## DATASET EXTRACT
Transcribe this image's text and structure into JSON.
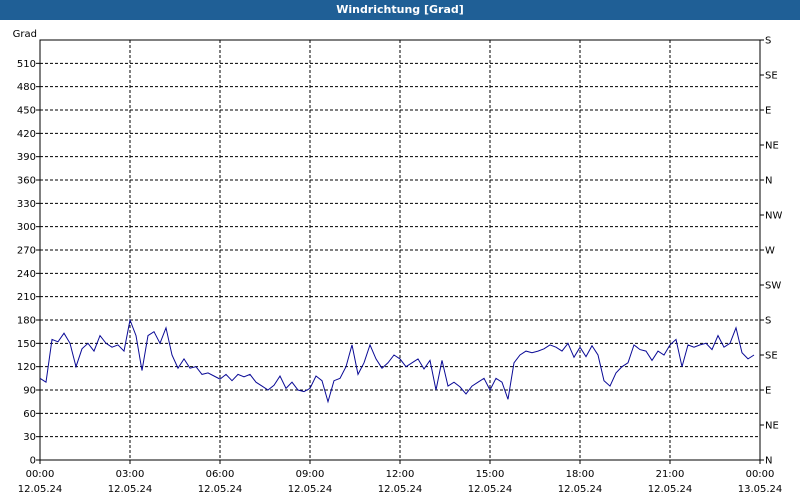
{
  "window": {
    "title": "Windrichtung [Grad]"
  },
  "chart_data": {
    "type": "line",
    "title": "Windrichtung [Grad]",
    "ylabel": "Grad",
    "ylim": [
      0,
      540
    ],
    "yticks": [
      0,
      30,
      60,
      90,
      120,
      150,
      180,
      210,
      240,
      270,
      300,
      330,
      360,
      390,
      420,
      450,
      480,
      510
    ],
    "xlim": [
      0,
      24
    ],
    "xticks": [
      {
        "t": 0,
        "time": "00:00",
        "date": "12.05.24"
      },
      {
        "t": 3,
        "time": "03:00",
        "date": "12.05.24"
      },
      {
        "t": 6,
        "time": "06:00",
        "date": "12.05.24"
      },
      {
        "t": 9,
        "time": "09:00",
        "date": "12.05.24"
      },
      {
        "t": 12,
        "time": "12:00",
        "date": "12.05.24"
      },
      {
        "t": 15,
        "time": "15:00",
        "date": "12.05.24"
      },
      {
        "t": 18,
        "time": "18:00",
        "date": "12.05.24"
      },
      {
        "t": 21,
        "time": "21:00",
        "date": "12.05.24"
      },
      {
        "t": 24,
        "time": "00:00",
        "date": "13.05.24"
      }
    ],
    "compass_axis": [
      {
        "deg": 0,
        "label": "N"
      },
      {
        "deg": 45,
        "label": "NE"
      },
      {
        "deg": 90,
        "label": "E"
      },
      {
        "deg": 135,
        "label": "SE"
      },
      {
        "deg": 180,
        "label": "S"
      },
      {
        "deg": 225,
        "label": "SW"
      },
      {
        "deg": 270,
        "label": "W"
      },
      {
        "deg": 315,
        "label": "NW"
      },
      {
        "deg": 360,
        "label": "N"
      },
      {
        "deg": 405,
        "label": "NE"
      },
      {
        "deg": 450,
        "label": "E"
      },
      {
        "deg": 495,
        "label": "SE"
      },
      {
        "deg": 540,
        "label": "S"
      }
    ],
    "grid": true,
    "line_color": "#0a0a96",
    "series": [
      {
        "x": [
          0.0,
          0.2,
          0.4,
          0.6,
          0.8,
          1.0,
          1.2,
          1.4,
          1.6,
          1.8,
          2.0,
          2.2,
          2.4,
          2.6,
          2.8,
          3.0,
          3.2,
          3.4,
          3.6,
          3.8,
          4.0,
          4.2,
          4.4,
          4.6,
          4.8,
          5.0,
          5.2,
          5.4,
          5.6,
          5.8,
          6.0,
          6.2,
          6.4,
          6.6,
          6.8,
          7.0,
          7.2,
          7.4,
          7.6,
          7.8,
          8.0,
          8.2,
          8.4,
          8.6,
          8.8,
          9.0,
          9.2,
          9.4,
          9.6,
          9.8,
          10.0,
          10.2,
          10.4,
          10.6,
          10.8,
          11.0,
          11.2,
          11.4,
          11.6,
          11.8,
          12.0,
          12.2,
          12.4,
          12.6,
          12.8,
          13.0,
          13.2,
          13.4,
          13.6,
          13.8,
          14.0,
          14.2,
          14.4,
          14.6,
          14.8,
          15.0,
          15.2,
          15.4,
          15.6,
          15.8,
          16.0,
          16.2,
          16.4,
          16.6,
          16.8,
          17.0,
          17.2,
          17.4,
          17.6,
          17.8,
          18.0,
          18.2,
          18.4,
          18.6,
          18.8,
          19.0,
          19.2,
          19.4,
          19.6,
          19.8,
          20.0,
          20.2,
          20.4,
          20.6,
          20.8,
          21.0,
          21.2,
          21.4,
          21.6,
          21.8,
          22.0,
          22.2,
          22.4,
          22.6,
          22.8,
          23.0,
          23.2,
          23.4,
          23.6,
          23.8
        ],
        "y": [
          105,
          100,
          155,
          152,
          163,
          150,
          120,
          143,
          150,
          140,
          160,
          150,
          145,
          148,
          140,
          180,
          160,
          115,
          160,
          165,
          150,
          170,
          135,
          118,
          130,
          118,
          120,
          110,
          112,
          108,
          104,
          110,
          102,
          110,
          107,
          110,
          100,
          95,
          90,
          96,
          108,
          92,
          100,
          90,
          88,
          92,
          108,
          102,
          75,
          102,
          105,
          120,
          148,
          110,
          125,
          148,
          130,
          118,
          125,
          135,
          130,
          120,
          125,
          130,
          117,
          128,
          90,
          128,
          95,
          100,
          94,
          85,
          95,
          100,
          105,
          90,
          105,
          100,
          78,
          125,
          135,
          140,
          138,
          140,
          143,
          148,
          145,
          140,
          150,
          132,
          145,
          133,
          147,
          135,
          102,
          95,
          112,
          120,
          125,
          148,
          142,
          140,
          128,
          140,
          135,
          148,
          155,
          120,
          148,
          145,
          148,
          150,
          142,
          160,
          145,
          150,
          170,
          138,
          130,
          135
        ]
      }
    ]
  }
}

## DIRECTION
Count how many lines contain "title" and give only that count.

## EXPECTED OUTPUT
2